Text excerpt:
== == ==

CESTAT Rules, Transfer Of Approvals/Allotments Acquired From Government Involves Business Support Services, Attracts Service Tax
- Post By 24law
- July 18, 2025
Pranav B Prem
The New Delhi Bench of the Customs, Excise, and Service Tax Appellate Tribunal (CESTAT) has held that the transfer of project approvals and allotments obtained from the government, when accompanied by extensive underlying services and coordination, constitutes “Business Support Services” and is liable to service tax.
The Tribunal, comprising Dr. Rachna Gupta (Judicial Member) and Mr. P.V. Subba Rao (Technical Member), observed that the approvals and allotments transferred by the appellants, M/s Vish Wind Infrastructure LLP (VWILLP) and M/s J.N. Investments & Trading Company Pvt. Ltd. (JNITPL), to their parent company EIL/WWIL were not merely passive rights or benefits arising out of immovable property but represented bundled services performed to enable the establishment of wind farm projects.
VWILLP and JNITPL, both group companies floated by EIL/WWIL, were engaged in activities related to the development of wind energy infrastructure. VWILLP had obtained exclusive development rights under the State Government’s Wind Power Policy, and both entities entered into agreements with EIL/WWIL dated 22.09.2010 and 11.03.2011 for transferring project approvals and allotments. These transactions were recorded in their books as “Sale of Allotments/Approvals” and corresponding amounts were shown as “Purchase Consideration.”
According to the appellants, they were independent developers who had obtained approvals and development rights in their own name, through their commercial discretion and engagement with nodal agencies, and subsequently transferred these rights to EIL/WWIL on a principal-to-principal basis. They contended that the approvals and allotments formed part of immovable property, and thus, their transfer was outside the purview of service tax. Further, they denied the existence of any agency relationship or service component.

== == ==

Task input:

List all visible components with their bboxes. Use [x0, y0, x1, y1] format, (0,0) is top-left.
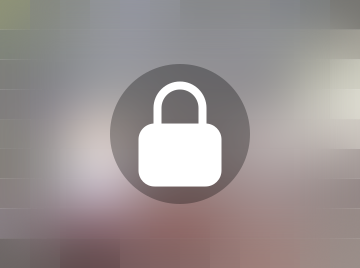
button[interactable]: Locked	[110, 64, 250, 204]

== == ==

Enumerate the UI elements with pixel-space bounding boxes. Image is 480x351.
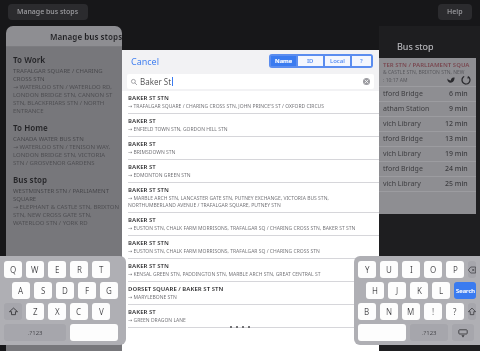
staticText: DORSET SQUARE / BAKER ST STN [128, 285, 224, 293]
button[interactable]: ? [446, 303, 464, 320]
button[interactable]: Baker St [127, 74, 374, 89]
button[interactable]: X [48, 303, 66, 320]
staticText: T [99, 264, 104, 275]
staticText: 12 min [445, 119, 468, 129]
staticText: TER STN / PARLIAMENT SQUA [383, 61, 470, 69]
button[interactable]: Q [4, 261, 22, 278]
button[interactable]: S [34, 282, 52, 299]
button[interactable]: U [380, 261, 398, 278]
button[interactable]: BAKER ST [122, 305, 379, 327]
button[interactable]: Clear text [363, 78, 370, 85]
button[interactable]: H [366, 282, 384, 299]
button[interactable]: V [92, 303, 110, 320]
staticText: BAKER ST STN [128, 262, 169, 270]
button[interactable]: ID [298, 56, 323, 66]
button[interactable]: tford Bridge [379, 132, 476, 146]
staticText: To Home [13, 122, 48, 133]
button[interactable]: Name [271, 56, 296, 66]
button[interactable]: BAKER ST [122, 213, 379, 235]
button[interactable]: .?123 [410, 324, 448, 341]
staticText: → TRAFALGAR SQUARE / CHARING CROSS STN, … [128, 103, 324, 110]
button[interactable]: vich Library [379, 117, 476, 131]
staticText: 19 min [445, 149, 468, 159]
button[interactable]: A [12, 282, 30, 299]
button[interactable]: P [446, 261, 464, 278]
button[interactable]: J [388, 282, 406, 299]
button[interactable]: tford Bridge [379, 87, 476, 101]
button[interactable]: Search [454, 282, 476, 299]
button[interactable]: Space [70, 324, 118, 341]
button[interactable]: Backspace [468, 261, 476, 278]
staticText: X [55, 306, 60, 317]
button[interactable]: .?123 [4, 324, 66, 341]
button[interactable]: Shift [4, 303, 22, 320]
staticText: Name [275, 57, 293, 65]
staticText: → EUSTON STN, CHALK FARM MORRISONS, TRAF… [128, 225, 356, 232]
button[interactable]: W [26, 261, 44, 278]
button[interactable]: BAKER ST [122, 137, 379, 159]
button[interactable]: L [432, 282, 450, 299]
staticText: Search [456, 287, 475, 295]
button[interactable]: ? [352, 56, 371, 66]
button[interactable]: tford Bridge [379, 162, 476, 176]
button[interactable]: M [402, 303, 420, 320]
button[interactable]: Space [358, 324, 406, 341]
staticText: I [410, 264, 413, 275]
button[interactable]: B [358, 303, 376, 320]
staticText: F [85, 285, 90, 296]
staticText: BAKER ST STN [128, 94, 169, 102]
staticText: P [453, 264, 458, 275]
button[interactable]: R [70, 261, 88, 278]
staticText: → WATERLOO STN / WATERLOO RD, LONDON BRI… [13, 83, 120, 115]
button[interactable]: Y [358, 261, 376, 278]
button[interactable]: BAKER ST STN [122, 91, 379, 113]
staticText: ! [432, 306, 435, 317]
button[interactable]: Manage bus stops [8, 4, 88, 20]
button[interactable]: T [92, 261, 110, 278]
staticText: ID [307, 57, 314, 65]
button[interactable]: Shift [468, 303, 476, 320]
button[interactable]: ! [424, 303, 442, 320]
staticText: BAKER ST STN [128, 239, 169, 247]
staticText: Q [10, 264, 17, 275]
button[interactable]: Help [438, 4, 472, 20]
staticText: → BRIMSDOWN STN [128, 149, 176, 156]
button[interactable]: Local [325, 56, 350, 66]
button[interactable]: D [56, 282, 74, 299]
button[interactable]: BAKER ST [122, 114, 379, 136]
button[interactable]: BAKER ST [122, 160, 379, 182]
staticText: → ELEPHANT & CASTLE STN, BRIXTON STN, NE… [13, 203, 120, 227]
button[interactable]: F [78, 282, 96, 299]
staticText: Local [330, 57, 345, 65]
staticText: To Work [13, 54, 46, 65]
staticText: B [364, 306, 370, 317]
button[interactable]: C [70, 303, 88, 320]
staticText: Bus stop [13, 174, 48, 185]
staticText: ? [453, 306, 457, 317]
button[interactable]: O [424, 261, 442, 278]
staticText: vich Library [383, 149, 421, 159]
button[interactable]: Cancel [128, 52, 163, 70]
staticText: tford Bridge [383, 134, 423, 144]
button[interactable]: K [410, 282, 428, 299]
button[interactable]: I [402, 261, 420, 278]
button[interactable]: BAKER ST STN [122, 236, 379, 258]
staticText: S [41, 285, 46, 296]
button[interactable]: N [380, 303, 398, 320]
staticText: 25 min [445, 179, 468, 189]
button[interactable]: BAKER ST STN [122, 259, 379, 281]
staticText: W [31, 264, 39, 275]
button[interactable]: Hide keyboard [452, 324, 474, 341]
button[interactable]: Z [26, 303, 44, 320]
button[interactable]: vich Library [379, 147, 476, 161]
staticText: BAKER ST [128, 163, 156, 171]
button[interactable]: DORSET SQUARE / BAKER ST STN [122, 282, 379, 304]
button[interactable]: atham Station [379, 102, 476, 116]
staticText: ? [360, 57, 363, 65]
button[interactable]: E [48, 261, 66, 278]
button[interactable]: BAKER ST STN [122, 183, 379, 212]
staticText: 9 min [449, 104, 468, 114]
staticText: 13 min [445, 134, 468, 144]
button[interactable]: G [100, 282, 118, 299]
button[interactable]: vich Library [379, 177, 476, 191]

== == ==

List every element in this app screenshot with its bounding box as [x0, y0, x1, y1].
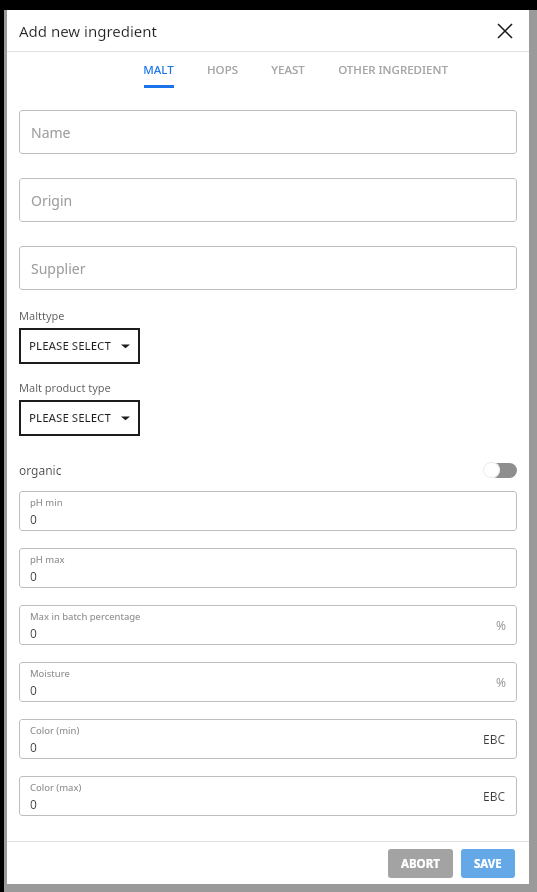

== == ==

Exercises to complete:
1. Please update the service tax article from "The Tribunal, comprising" to "wind farm projects.", putting "solar park projects" in place of "wind farm projects".
2. Transcribe the rows from the line with "List all visible" to the line with "64, 250, 204]", and leave the pictures out.

Solutions below:
1.
The Tribunal, comprising Dr. Rachna Gupta (Judicial Member) and Mr. P.V. Subba Rao (Technical Member), observed that the approvals and allotments transferred by the appellants, M/s Vish Wind Infrastructure LLP (VWILLP) and M/s J.N. Investments & Trading Company Pvt. Ltd. (JNITPL), to their parent company EIL/WWIL were not merely passive rights or benefits arising out of immovable property but represented bundled services performed to enable the establishment of solar park projects.

2.
List all visible components with their bboxes. Use [x0, y0, x1, y1] format, (0,0) is top-left.
button[interactable]: Locked	[110, 64, 250, 204]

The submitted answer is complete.